---------- GIVEN DATA

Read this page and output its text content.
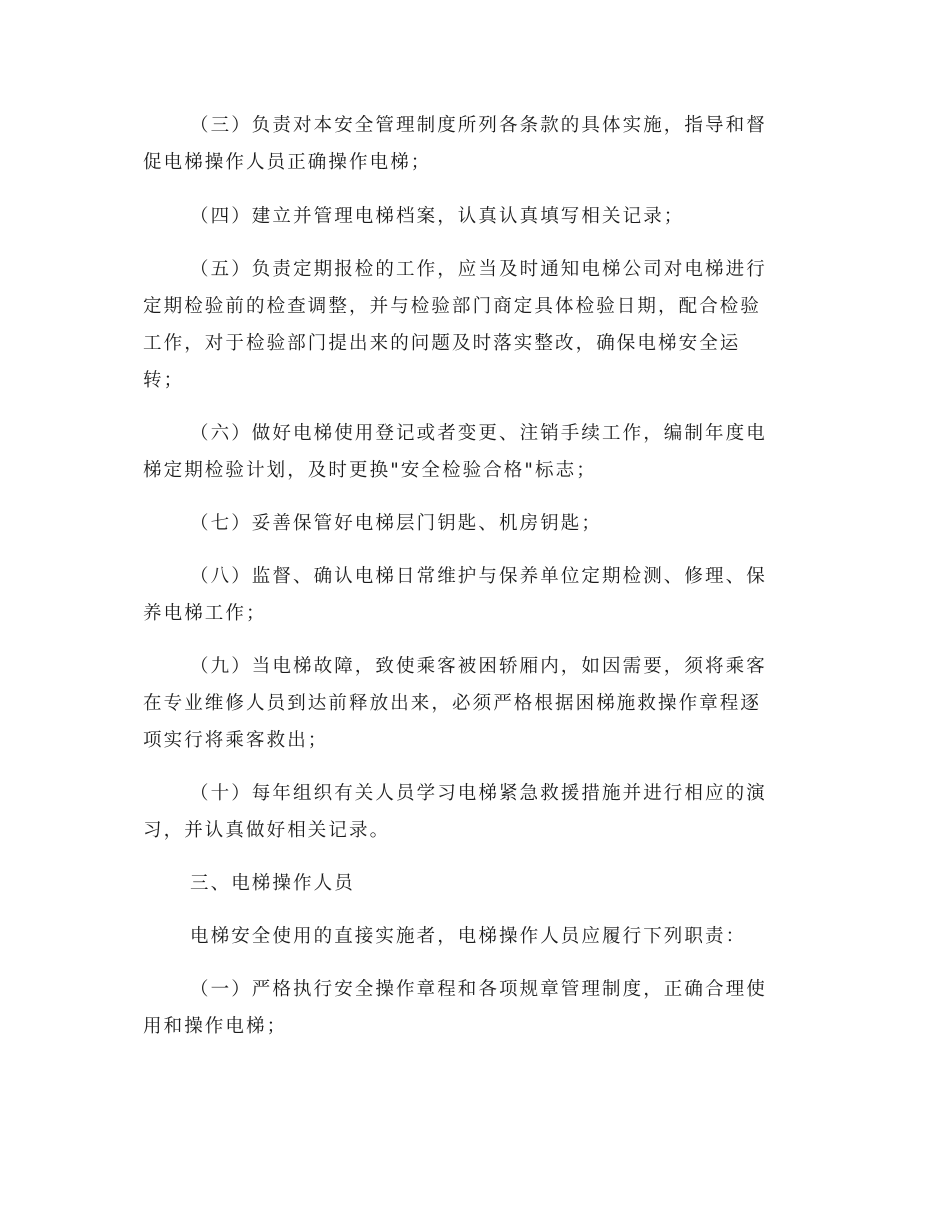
（三）负责对本安全管理制度所列各条款的具体实施，指导和督
促电梯操作人员正确操作电梯；
（四）建立并管理电梯档案，认真认真填写相关记录；
（五）负责定期报检的工作，应当及时通知电梯公司对电梯进行
定期检验前的检查调整，并与检验部门商定具体检验日期，配合检验
工作，对于检验部门提出来的问题及时落实整改，确保电梯安全运
转；
（六）做好电梯使用登记或者变更、注销手续工作，编制年度电
梯定期检验计划，及时更换"安全检验合格"标志；
（七）妥善保管好电梯层门钥匙、机房钥匙；
（八）监督、确认电梯日常维护与保养单位定期检测、修理、保
养电梯工作；
（九）当电梯故障，致使乘客被困轿厢内，如因需要，须将乘客
在专业维修人员到达前释放出来，必须严格根据困梯施救操作章程逐
项实行将乘客救出；
（十）每年组织有关人员学习电梯紧急救援措施并进行相应的演
习，并认真做好相关记录。
三、电梯操作人员
电梯安全使用的直接实施者，电梯操作人员应履行下列职责：
（一）严格执行安全操作章程和各项规章管理制度，正确合理使
用和操作电梯；
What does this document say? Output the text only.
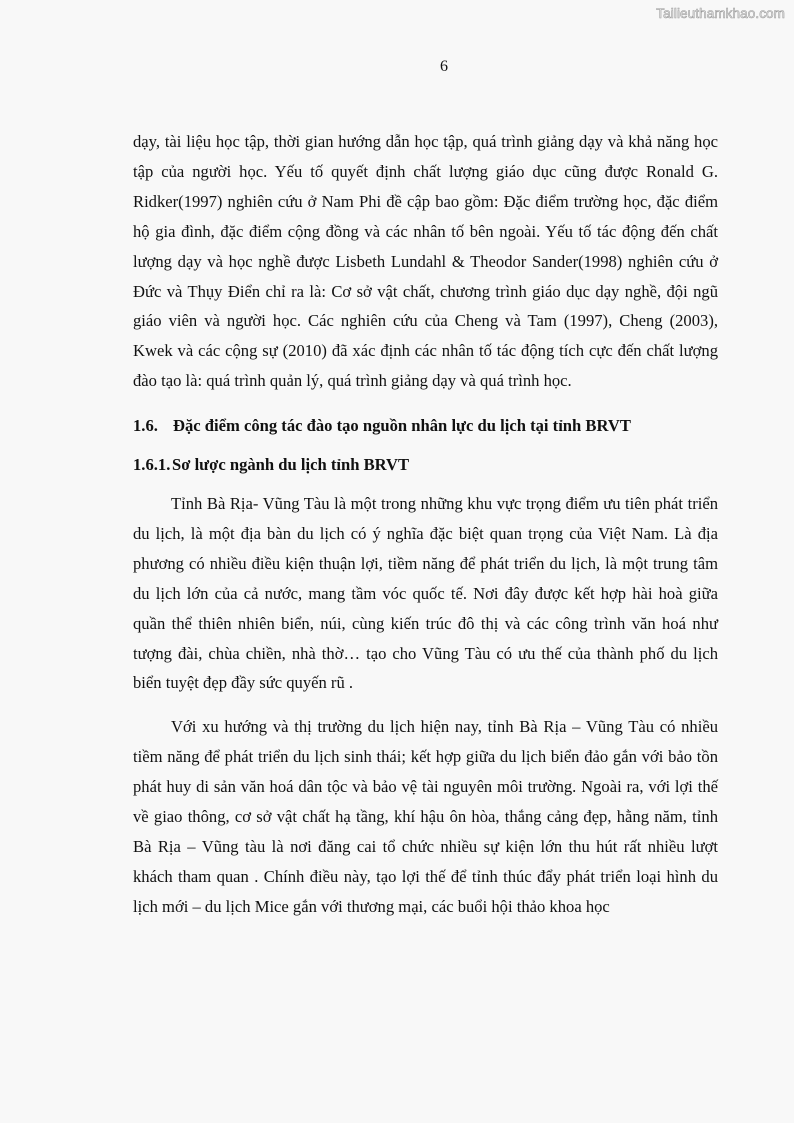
Tailieuthamkhao.com
6

dạy, tài liệu học tập, thời gian hướng dẫn học tập, quá trình giảng dạy và khả năng học tập của người học. Yếu tố quyết định chất lượng giáo dục cũng được Ronald G. Ridker(1997) nghiên cứu ở Nam Phi đề cập bao gồm: Đặc điểm trường học, đặc điểm hộ gia đình, đặc điểm cộng đồng và các nhân tố bên ngoài. Yếu tố tác động đến chất lượng dạy và học nghề được Lisbeth Lundahl & Theodor Sander(1998) nghiên cứu ở Đức và Thụy Điển chỉ ra là: Cơ sở vật chất, chương trình giáo dục dạy nghề, đội ngũ giáo viên và người học. Các nghiên cứu của Cheng và Tam (1997), Cheng (2003), Kwek và các cộng sự (2010) đã xác định các nhân tố tác động tích cực đến chất lượng đào tạo là: quá trình quản lý, quá trình giảng dạy và quá trình học.

1.6. Đặc điểm công tác đào tạo nguồn nhân lực du lịch tại tỉnh BRVT
1.6.1.Sơ lược ngành du lịch tỉnh BRVT

Tỉnh Bà Rịa- Vũng Tàu là một trong những khu vực trọng điểm ưu tiên phát triển du lịch, là một địa bàn du lịch có ý nghĩa đặc biệt quan trọng của Việt Nam. Là địa phương có nhiều điều kiện thuận lợi, tiềm năng để phát triển du lịch, là một trung tâm du lịch lớn của cả nước, mang tầm vóc quốc tế. Nơi đây được kết hợp hài hoà giữa quần thể thiên nhiên biển, núi, cùng kiến trúc đô thị và các công trình văn hoá như tượng đài, chùa chiền, nhà thờ… tạo cho Vũng Tàu có ưu thế của thành phố du lịch biển tuyệt đẹp đầy sức quyến rũ .

Với xu hướng và thị trường du lịch hiện nay, tỉnh Bà Rịa – Vũng Tàu có nhiều tiềm năng để phát triển du lịch sinh thái; kết hợp giữa du lịch biển đảo gắn với bảo tồn phát huy di sản văn hoá dân tộc và bảo vệ tài nguyên môi trường. Ngoài ra, với lợi thế về giao thông, cơ sở vật chất hạ tầng, khí hậu ôn hòa, thắng cảng đẹp, hằng năm, tỉnh Bà Rịa – Vũng tàu là nơi đăng cai tổ chức nhiều sự kiện lớn thu hút rất nhiều lượt khách tham quan . Chính điều này, tạo lợi thế để tỉnh thúc đẩy phát triển loại hình du lịch mới – du lịch Mice gắn với thương mại, các buổi hội thảo khoa học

--------------------

WHAT IS REQUIRED
Check each line of the records above for "text", and copy those that have it.

SOLUTION TO THE EXERCISE
Read this page and output its text content.
What does this document say? Output the text only.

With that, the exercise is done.